From the records below, take each line where the string "Hillesheim" shows up and copy it.
── Data in this exercise ──
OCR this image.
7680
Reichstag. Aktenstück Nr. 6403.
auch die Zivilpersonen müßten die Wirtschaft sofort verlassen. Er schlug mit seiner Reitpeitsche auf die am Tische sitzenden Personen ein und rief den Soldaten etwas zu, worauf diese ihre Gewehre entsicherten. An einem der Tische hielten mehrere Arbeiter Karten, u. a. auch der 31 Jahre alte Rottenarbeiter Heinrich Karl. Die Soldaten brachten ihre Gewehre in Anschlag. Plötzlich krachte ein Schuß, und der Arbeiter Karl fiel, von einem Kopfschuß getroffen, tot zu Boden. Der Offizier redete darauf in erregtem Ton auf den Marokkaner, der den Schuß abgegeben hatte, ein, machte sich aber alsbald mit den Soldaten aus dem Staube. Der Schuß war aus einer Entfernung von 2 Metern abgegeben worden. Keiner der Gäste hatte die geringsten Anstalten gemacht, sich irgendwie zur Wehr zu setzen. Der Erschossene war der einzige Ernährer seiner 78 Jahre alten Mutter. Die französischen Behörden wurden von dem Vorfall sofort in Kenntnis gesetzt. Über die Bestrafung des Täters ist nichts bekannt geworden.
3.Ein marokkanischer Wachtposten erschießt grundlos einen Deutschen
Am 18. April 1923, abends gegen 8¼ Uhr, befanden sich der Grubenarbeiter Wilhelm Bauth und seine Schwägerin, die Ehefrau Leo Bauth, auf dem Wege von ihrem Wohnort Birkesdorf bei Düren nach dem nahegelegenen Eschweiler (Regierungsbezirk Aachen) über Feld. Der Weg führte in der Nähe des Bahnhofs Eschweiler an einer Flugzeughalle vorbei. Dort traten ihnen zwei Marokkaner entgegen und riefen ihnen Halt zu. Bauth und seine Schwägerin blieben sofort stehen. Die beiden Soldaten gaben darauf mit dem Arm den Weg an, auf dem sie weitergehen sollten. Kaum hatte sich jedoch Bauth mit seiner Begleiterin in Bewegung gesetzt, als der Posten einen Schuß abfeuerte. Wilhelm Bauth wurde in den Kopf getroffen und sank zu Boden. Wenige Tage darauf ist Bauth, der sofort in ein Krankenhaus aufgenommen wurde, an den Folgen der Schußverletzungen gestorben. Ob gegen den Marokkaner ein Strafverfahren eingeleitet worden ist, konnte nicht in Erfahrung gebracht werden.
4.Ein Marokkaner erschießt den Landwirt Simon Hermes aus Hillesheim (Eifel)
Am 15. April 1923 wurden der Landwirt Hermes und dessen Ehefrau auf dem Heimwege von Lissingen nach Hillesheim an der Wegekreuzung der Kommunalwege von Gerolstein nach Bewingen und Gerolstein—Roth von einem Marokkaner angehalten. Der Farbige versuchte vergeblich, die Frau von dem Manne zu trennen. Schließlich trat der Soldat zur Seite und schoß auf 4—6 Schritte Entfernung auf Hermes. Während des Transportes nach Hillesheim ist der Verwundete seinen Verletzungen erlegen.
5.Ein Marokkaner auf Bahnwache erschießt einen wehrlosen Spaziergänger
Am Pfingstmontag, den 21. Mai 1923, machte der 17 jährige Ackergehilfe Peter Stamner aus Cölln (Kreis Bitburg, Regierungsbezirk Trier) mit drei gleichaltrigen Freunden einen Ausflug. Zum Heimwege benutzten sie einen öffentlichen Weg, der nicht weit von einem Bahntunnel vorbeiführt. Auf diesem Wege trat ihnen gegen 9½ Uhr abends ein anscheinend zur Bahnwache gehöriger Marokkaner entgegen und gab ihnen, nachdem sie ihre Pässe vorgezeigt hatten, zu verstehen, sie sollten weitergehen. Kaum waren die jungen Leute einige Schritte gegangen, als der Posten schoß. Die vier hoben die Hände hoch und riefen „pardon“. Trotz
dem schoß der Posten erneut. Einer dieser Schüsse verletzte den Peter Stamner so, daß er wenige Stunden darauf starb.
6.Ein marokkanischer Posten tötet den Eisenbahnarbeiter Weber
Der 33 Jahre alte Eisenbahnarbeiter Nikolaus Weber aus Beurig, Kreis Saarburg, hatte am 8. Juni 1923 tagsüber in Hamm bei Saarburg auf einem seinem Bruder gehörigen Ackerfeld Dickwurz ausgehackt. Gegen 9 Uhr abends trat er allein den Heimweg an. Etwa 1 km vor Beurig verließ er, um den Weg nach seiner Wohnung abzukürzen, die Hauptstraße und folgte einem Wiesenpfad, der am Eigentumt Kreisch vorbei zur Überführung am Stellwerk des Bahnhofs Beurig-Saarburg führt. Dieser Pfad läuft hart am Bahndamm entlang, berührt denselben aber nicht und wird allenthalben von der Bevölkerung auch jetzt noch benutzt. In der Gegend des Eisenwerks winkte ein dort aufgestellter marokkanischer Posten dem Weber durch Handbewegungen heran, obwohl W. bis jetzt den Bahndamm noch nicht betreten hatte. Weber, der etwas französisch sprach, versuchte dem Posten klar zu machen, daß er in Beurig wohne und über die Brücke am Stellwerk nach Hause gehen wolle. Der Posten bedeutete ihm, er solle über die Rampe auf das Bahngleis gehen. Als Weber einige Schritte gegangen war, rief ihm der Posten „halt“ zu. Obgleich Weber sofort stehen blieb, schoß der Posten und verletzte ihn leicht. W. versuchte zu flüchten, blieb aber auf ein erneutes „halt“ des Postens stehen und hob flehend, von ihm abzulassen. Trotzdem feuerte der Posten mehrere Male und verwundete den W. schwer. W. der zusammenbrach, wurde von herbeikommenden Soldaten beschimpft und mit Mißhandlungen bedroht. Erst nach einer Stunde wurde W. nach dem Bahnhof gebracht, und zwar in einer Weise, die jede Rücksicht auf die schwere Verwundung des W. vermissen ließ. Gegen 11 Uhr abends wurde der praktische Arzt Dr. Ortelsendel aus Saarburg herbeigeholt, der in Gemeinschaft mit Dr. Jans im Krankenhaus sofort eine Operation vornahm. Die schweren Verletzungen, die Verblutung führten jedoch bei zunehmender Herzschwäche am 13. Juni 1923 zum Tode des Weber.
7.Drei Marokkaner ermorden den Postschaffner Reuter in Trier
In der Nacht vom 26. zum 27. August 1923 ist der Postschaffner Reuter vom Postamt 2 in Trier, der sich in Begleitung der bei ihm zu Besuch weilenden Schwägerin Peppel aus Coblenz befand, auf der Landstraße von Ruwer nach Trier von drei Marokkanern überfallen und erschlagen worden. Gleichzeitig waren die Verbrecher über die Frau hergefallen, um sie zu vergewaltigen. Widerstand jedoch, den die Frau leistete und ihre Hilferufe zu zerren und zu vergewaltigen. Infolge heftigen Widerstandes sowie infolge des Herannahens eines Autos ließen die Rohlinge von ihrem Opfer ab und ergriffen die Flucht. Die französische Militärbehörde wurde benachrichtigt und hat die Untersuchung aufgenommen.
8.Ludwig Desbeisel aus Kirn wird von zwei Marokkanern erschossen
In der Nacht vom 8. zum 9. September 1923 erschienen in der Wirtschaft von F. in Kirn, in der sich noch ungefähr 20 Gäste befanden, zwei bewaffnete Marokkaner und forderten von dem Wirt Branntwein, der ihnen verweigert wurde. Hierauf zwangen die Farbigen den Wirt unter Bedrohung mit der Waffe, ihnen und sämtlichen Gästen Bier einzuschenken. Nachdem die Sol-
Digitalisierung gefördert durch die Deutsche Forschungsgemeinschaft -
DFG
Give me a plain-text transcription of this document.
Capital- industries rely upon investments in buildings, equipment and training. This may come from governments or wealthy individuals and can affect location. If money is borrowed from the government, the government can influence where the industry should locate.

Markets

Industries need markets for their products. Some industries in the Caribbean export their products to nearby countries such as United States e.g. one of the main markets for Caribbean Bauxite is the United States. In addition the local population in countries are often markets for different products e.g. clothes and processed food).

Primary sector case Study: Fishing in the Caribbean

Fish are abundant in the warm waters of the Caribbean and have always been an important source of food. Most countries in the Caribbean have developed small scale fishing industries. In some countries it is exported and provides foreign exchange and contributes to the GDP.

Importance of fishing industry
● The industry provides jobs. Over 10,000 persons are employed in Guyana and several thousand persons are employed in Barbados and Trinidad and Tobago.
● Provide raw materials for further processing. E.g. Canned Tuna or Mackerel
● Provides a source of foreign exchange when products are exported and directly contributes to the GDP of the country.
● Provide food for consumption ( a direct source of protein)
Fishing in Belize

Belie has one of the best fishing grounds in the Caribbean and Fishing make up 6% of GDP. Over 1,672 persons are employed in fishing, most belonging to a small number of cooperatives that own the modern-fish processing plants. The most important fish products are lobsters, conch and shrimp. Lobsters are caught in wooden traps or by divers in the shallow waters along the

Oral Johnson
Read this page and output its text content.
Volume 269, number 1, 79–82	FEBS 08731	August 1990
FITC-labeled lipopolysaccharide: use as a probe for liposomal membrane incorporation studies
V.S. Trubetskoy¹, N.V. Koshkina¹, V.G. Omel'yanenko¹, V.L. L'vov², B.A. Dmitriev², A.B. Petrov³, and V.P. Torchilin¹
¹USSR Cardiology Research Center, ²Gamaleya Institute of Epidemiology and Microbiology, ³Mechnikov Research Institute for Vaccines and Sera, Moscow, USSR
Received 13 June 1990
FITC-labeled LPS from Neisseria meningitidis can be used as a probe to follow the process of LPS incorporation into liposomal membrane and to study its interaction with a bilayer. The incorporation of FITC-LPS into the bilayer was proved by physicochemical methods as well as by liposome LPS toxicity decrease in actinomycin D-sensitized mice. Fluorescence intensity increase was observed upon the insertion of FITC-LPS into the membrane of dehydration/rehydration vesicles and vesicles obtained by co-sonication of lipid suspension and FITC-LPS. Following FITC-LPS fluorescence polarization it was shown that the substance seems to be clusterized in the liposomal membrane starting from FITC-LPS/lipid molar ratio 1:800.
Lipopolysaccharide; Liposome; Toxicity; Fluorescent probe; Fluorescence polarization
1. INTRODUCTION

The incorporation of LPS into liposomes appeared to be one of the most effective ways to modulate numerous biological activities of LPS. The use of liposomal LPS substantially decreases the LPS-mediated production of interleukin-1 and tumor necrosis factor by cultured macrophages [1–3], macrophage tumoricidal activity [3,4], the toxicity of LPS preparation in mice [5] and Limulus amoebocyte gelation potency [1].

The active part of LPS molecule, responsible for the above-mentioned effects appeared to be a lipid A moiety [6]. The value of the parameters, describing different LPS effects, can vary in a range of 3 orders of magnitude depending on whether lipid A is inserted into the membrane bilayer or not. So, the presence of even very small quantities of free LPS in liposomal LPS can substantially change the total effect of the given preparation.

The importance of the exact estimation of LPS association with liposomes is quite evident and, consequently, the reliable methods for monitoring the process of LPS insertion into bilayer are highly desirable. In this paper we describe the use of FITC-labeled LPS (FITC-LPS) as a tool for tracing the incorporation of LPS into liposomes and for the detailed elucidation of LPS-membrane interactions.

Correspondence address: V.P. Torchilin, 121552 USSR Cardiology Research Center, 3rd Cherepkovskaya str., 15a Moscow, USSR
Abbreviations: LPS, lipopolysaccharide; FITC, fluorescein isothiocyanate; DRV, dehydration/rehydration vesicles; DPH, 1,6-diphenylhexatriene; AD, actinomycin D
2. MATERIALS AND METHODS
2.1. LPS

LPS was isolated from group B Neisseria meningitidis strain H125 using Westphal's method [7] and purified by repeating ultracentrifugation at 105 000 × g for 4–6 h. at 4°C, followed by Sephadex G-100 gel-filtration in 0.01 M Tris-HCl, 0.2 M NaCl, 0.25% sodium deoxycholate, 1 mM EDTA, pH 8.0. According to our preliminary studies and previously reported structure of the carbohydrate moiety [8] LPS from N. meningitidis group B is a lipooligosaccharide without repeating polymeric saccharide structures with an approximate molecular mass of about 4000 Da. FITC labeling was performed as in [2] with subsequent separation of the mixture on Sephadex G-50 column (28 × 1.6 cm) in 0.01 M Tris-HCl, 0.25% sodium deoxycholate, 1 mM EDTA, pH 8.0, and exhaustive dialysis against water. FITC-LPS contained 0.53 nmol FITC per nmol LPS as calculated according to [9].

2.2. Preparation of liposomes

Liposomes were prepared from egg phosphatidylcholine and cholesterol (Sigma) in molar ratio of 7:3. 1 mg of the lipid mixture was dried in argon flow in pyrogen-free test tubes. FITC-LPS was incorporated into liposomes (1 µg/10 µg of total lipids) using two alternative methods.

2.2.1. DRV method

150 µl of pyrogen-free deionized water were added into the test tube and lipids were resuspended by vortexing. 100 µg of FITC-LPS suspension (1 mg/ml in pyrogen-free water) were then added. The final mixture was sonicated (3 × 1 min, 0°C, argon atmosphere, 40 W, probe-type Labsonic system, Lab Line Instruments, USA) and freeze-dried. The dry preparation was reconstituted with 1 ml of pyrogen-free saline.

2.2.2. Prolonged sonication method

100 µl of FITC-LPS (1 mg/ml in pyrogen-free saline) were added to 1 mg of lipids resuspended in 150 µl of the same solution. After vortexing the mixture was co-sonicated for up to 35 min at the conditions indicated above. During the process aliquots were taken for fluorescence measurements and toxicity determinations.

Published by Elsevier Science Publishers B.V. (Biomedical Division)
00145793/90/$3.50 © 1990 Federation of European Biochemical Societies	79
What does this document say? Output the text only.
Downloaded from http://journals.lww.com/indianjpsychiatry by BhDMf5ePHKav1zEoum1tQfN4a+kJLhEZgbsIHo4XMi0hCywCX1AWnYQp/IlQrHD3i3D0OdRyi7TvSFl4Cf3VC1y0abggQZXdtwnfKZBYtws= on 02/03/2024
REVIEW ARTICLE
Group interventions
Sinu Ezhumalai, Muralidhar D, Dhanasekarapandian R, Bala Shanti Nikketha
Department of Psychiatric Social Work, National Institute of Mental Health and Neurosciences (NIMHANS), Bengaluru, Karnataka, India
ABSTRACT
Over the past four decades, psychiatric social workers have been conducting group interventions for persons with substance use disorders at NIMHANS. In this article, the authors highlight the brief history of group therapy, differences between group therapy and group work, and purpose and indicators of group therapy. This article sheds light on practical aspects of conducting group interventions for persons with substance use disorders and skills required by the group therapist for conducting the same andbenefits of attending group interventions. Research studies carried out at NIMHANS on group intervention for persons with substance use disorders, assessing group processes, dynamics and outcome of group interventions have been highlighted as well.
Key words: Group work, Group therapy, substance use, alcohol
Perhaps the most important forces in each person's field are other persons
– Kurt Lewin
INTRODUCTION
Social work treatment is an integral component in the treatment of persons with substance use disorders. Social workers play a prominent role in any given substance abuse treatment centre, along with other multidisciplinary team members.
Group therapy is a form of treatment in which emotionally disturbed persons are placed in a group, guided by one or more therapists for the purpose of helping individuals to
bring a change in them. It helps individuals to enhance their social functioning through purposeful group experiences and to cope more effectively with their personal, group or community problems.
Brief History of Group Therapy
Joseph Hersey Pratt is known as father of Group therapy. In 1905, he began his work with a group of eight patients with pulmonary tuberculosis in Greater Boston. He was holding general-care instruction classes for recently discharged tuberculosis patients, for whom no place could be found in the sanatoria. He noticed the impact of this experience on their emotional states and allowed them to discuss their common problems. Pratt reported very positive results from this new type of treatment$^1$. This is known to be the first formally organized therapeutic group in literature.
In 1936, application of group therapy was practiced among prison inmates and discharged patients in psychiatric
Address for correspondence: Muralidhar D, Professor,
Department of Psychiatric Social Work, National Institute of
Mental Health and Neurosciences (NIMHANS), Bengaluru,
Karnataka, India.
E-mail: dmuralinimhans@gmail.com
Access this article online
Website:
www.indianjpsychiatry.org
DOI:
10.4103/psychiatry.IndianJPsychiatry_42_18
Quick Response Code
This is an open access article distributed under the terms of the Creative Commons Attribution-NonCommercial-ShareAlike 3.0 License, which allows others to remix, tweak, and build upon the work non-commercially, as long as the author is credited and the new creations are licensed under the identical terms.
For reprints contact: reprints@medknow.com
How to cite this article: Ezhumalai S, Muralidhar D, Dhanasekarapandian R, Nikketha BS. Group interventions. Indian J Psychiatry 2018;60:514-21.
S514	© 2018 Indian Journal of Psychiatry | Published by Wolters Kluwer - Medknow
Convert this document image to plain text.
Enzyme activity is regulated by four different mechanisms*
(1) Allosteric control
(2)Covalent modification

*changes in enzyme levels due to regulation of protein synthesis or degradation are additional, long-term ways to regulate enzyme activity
───
### Reply
4.Ein Marokkaner erschießt den Landwirt Simon Hermes aus Hillesheim (Eifel)
Am 15. April 1923 wurden der Landwirt Hermes und dessen Ehefrau auf dem Heimwege von Lissingen nach Hillesheim an der Wegekreuzung der Kommunalwege von Gerolstein nach Bewingen und Gerolstein—Roth von einem Marokkaner angehalten. Der Farbige versuchte vergeblich, die Frau von dem Manne zu trennen. Schließlich trat der Soldat zur Seite und schoß auf 4—6 Schritte Entfernung auf Hermes. Während des Transportes nach Hillesheim ist der Verwundete seinen Verletzungen erlegen.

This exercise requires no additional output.